Collected data entries
===

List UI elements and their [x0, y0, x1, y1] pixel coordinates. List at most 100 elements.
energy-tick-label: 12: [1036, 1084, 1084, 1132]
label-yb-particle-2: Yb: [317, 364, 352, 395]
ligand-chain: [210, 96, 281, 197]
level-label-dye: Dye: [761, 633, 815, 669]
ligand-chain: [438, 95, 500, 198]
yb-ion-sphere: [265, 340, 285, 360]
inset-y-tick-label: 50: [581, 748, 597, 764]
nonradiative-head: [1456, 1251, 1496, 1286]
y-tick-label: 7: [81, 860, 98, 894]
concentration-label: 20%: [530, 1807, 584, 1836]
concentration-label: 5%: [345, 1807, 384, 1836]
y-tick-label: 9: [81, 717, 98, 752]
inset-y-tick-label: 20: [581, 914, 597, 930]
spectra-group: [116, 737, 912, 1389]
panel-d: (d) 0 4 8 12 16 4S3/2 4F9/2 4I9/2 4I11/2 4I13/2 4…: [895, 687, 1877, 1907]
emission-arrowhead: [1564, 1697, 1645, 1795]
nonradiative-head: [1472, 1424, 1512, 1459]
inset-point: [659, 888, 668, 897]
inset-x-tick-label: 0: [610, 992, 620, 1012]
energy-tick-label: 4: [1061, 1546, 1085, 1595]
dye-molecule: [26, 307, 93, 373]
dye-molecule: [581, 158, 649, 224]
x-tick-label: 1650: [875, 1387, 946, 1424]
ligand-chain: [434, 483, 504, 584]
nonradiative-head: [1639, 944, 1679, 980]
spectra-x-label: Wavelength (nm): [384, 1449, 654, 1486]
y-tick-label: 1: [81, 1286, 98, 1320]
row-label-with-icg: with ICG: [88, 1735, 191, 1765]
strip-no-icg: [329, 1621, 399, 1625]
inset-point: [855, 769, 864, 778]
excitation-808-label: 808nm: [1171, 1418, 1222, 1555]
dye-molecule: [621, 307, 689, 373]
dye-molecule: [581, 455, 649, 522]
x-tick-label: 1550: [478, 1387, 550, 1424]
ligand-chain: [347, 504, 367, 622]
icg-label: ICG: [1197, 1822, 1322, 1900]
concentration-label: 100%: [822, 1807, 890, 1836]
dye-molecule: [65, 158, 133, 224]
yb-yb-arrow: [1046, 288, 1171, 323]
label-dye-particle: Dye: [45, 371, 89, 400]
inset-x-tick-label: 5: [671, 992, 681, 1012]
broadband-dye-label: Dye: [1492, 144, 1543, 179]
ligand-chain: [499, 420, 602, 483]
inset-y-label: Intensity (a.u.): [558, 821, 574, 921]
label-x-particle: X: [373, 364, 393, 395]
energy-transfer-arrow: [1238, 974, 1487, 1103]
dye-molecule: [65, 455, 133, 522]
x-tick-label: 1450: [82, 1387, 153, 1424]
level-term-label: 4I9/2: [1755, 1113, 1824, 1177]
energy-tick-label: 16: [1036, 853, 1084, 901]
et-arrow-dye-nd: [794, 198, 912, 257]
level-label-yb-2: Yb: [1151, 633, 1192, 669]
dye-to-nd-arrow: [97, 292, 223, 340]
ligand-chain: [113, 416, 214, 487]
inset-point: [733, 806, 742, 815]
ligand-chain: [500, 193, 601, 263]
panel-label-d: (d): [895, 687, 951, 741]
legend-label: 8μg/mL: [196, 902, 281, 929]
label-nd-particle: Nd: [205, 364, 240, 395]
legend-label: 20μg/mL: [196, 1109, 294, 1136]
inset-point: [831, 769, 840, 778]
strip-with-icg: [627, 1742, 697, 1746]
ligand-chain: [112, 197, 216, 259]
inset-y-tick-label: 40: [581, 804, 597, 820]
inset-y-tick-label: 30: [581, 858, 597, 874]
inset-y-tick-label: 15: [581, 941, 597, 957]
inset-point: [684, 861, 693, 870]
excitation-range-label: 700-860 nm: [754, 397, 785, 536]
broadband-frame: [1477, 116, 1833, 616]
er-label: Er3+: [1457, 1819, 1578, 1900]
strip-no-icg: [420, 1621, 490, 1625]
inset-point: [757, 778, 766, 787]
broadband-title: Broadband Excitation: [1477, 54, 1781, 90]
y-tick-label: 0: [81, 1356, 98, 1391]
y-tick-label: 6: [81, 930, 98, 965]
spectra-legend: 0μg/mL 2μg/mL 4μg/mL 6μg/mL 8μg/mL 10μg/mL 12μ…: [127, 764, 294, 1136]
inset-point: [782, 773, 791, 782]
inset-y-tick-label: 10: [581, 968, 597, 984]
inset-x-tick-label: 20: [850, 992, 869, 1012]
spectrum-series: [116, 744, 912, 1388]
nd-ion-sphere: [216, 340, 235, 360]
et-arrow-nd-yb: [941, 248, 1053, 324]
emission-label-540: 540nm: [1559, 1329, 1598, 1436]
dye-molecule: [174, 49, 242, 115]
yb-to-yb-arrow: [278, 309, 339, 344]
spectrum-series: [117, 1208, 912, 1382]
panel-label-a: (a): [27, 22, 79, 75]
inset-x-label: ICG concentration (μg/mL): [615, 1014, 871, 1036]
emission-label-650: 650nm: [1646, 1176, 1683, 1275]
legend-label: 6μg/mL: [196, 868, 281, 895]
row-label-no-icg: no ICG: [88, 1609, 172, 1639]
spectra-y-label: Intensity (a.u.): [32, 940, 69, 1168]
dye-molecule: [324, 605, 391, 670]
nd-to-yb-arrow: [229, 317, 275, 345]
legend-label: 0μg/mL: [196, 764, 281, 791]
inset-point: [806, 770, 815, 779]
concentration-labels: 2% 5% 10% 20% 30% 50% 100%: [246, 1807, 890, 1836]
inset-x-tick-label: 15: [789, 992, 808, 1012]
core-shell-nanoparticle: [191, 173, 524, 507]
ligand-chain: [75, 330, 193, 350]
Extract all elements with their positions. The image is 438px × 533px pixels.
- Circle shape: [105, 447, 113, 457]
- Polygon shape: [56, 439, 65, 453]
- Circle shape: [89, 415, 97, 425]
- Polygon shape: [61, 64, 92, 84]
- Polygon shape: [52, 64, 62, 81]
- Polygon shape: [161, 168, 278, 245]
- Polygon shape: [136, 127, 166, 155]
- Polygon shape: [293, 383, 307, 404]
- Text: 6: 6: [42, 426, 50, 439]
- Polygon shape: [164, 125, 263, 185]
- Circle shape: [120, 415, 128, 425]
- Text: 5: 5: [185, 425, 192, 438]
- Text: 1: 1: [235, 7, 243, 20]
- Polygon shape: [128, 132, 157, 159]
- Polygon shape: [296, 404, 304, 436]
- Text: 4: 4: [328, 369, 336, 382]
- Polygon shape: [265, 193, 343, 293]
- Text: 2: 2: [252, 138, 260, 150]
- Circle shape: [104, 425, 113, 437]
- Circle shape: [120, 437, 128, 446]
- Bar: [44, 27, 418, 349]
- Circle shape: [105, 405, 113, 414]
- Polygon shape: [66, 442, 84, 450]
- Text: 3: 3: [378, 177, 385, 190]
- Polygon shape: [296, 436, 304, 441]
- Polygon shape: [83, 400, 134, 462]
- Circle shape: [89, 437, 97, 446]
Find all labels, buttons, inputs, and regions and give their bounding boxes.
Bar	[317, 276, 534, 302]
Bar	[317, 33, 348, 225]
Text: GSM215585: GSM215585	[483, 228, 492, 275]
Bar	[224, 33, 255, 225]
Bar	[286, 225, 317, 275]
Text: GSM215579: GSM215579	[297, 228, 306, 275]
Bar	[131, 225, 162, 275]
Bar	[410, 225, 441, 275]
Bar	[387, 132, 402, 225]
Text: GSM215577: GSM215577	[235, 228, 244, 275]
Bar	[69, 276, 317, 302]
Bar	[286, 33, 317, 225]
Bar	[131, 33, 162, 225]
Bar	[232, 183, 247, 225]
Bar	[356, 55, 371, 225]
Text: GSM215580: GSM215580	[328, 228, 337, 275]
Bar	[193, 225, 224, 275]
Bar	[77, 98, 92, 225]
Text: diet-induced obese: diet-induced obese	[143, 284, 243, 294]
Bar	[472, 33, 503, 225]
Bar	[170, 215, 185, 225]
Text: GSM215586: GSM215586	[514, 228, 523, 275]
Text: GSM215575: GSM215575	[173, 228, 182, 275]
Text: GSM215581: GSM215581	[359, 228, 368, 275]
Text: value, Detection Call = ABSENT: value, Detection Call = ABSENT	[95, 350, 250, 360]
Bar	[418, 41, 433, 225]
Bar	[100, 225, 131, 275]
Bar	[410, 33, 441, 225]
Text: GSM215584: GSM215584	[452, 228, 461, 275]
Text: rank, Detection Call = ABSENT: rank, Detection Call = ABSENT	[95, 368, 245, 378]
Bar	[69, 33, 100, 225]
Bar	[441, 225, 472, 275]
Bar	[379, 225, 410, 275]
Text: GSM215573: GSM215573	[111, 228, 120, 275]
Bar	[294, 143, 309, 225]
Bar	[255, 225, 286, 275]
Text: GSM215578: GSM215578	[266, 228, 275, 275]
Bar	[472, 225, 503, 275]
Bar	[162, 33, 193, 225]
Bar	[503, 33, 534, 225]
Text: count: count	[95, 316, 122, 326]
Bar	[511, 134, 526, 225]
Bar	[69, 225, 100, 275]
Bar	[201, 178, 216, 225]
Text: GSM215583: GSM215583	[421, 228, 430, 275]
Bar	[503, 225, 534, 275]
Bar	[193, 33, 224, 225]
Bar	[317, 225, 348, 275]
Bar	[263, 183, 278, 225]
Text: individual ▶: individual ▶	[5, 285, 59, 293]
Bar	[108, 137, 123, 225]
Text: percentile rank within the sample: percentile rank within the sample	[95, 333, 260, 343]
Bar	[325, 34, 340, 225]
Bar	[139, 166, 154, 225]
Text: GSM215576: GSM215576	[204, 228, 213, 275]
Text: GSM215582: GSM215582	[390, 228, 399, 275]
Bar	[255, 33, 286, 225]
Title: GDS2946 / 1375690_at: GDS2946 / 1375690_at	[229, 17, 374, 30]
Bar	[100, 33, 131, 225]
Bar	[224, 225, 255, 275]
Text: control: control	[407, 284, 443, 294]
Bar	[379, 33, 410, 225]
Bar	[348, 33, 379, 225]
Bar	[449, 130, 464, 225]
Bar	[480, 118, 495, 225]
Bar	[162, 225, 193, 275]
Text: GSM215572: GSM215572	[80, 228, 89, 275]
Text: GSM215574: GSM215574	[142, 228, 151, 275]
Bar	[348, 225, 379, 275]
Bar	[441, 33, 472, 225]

===

** What is asked **
Retype the entries word for word, starting at the first line and ending with the line that contains "spectra-x-label: Wavelength (nm): [384, 1449, 654, 1486]".

** Answer to the exercise **
List UI elements and their [x0, y0, x1, y1] pixel coordinates. List at most 100 elements.
energy-tick-label: 12: [1036, 1084, 1084, 1132]
label-yb-particle-2: Yb: [317, 364, 352, 395]
ligand-chain: [210, 96, 281, 197]
level-label-dye: Dye: [761, 633, 815, 669]
ligand-chain: [438, 95, 500, 198]
yb-ion-sphere: [265, 340, 285, 360]
inset-y-tick-label: 50: [581, 748, 597, 764]
nonradiative-head: [1456, 1251, 1496, 1286]
y-tick-label: 7: [81, 860, 98, 894]
concentration-label: 20%: [530, 1807, 584, 1836]
concentration-label: 5%: [345, 1807, 384, 1836]
y-tick-label: 9: [81, 717, 98, 752]
inset-y-tick-label: 20: [581, 914, 597, 930]
spectra-group: [116, 737, 912, 1389]
panel-d: (d) 0 4 8 12 16 4S3/2 4F9/2 4I9/2 4I11/2 4I13/2 4…: [895, 687, 1877, 1907]
emission-arrowhead: [1564, 1697, 1645, 1795]
nonradiative-head: [1472, 1424, 1512, 1459]
inset-point: [659, 888, 668, 897]
inset-x-tick-label: 0: [610, 992, 620, 1012]
energy-tick-label: 4: [1061, 1546, 1085, 1595]
dye-molecule: [26, 307, 93, 373]
dye-molecule: [581, 158, 649, 224]
x-tick-label: 1650: [875, 1387, 946, 1424]
ligand-chain: [434, 483, 504, 584]
nonradiative-head: [1639, 944, 1679, 980]
spectra-x-label: Wavelength (nm): [384, 1449, 654, 1486]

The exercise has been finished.